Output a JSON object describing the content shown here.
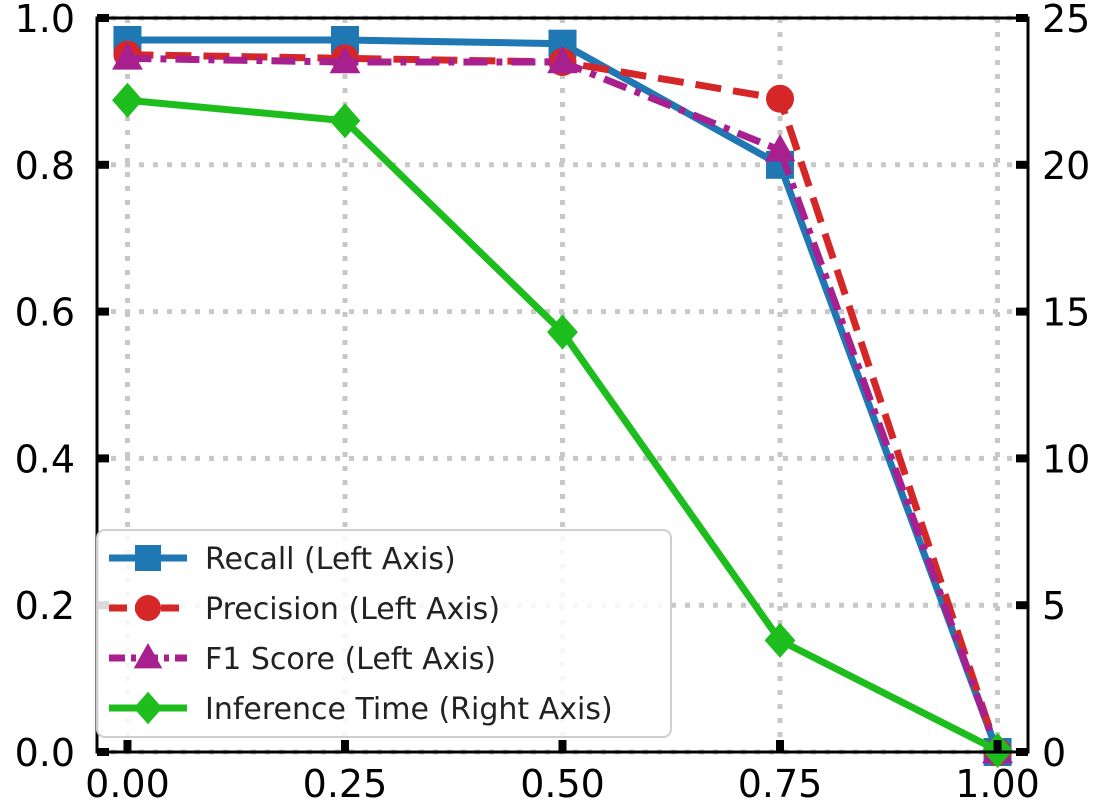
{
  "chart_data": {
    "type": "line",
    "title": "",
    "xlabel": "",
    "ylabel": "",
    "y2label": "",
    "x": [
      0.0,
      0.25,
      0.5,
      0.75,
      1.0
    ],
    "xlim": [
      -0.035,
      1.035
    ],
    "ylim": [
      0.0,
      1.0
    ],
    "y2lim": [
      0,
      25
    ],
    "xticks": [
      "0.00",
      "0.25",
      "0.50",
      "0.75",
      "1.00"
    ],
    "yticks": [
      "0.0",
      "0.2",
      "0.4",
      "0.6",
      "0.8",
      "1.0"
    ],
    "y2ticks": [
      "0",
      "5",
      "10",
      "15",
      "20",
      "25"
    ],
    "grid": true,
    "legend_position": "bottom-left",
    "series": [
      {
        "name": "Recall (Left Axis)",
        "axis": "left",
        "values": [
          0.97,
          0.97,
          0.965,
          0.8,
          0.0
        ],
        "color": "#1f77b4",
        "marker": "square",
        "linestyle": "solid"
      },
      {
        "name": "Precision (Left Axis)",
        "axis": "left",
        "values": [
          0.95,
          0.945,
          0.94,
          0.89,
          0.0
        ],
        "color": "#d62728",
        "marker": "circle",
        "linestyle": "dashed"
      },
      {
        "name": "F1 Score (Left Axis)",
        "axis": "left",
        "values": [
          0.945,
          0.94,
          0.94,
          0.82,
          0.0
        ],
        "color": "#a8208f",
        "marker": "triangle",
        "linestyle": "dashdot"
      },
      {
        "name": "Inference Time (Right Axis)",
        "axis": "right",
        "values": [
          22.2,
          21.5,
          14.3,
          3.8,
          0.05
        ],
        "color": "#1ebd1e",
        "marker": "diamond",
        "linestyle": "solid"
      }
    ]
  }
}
---
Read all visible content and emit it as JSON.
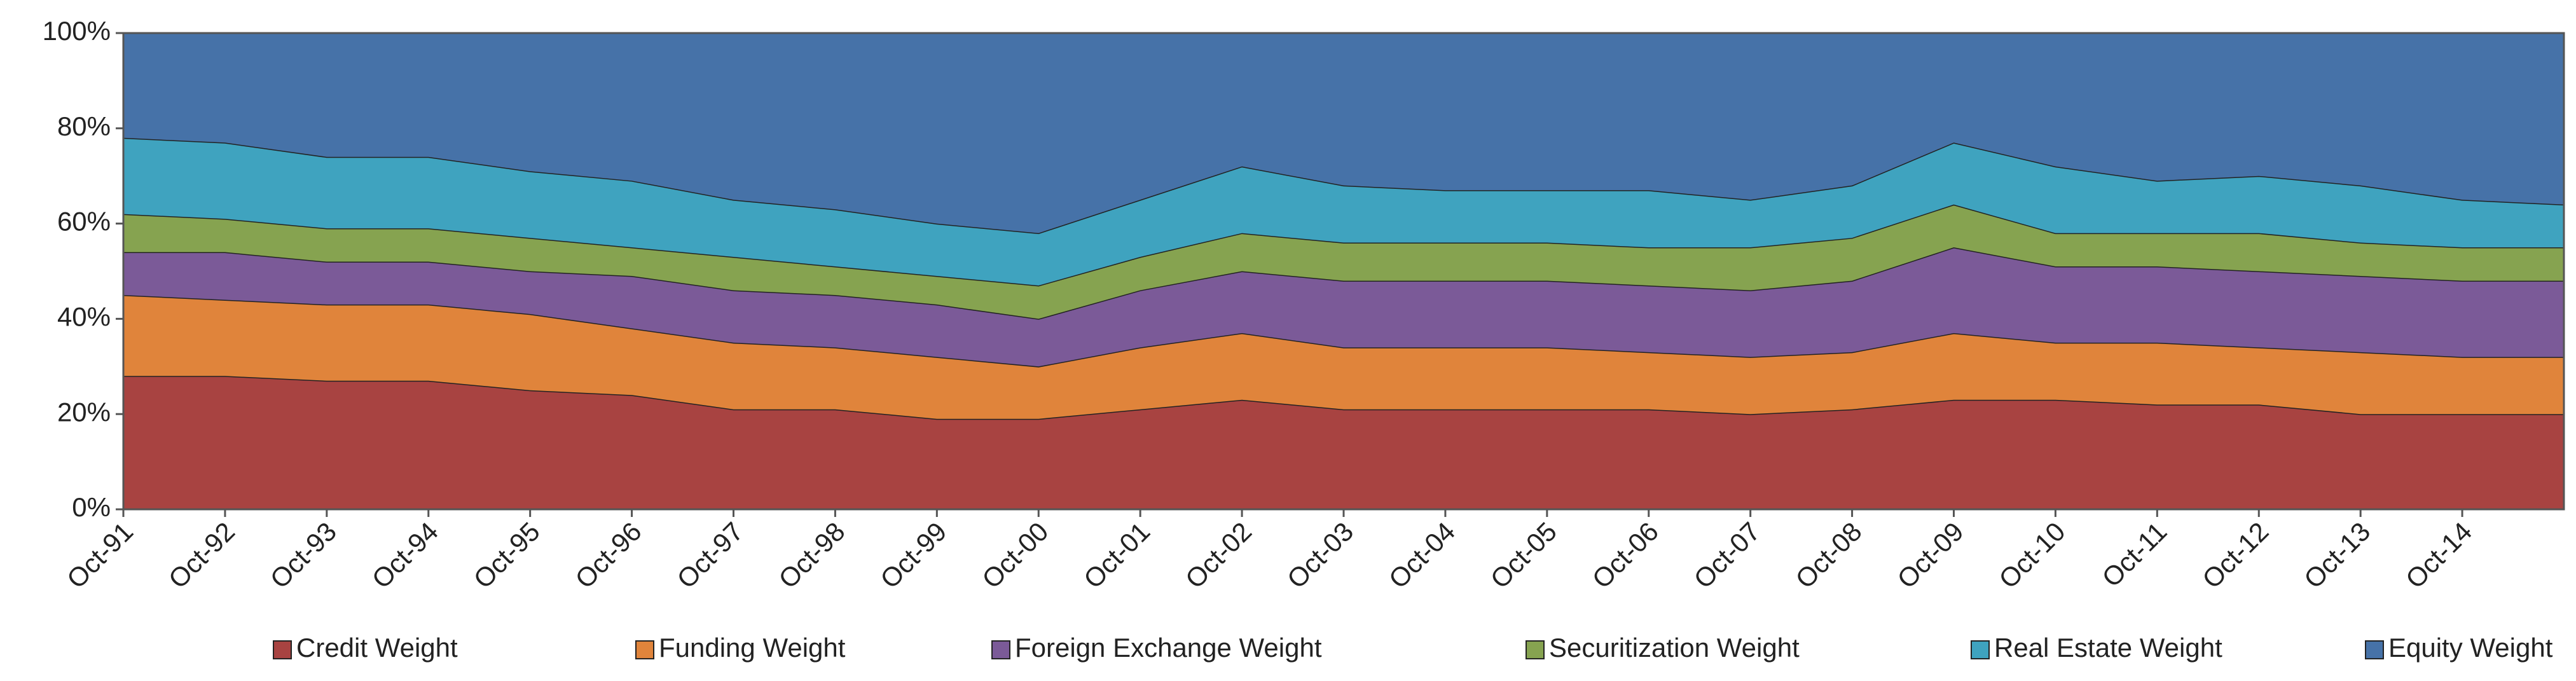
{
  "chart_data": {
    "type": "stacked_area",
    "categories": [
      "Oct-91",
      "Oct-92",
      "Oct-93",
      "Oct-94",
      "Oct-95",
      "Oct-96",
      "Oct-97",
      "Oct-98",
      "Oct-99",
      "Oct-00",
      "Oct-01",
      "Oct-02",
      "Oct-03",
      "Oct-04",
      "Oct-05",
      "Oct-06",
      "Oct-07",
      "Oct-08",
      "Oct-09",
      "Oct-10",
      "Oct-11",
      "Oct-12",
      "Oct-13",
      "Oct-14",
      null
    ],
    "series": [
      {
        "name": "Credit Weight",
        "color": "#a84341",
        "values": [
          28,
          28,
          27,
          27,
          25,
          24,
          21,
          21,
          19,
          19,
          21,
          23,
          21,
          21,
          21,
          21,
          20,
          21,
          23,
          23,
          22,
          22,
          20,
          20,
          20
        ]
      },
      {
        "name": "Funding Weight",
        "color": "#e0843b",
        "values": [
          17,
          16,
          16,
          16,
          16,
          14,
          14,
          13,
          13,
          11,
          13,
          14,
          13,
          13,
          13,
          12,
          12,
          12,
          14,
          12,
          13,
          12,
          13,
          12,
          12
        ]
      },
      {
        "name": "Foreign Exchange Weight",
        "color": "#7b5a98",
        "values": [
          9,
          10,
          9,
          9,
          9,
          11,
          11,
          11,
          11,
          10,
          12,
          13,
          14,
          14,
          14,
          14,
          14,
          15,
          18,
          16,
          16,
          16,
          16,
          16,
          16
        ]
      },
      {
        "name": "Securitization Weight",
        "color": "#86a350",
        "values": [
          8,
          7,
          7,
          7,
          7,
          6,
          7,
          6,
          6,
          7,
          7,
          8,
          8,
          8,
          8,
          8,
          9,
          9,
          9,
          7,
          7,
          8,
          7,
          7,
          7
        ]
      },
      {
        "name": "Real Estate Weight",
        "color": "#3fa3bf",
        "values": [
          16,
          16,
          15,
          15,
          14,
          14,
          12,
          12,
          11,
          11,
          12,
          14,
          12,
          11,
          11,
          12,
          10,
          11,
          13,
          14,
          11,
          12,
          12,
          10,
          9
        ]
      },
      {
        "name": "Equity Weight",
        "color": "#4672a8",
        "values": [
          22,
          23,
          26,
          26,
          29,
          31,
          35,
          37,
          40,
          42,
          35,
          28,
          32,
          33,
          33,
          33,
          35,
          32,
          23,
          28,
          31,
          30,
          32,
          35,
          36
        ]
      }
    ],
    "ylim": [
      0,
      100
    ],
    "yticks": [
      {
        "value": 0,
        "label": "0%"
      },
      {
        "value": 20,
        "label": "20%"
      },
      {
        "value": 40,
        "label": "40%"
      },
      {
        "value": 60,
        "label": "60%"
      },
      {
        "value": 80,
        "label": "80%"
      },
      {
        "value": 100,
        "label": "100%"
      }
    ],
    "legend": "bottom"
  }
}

What the task requires
Copy every line of the data that holds the string "JSON".

Solved exercise
Output a JSON object describing the content shown here.
Read all visible content and emit it as JSON.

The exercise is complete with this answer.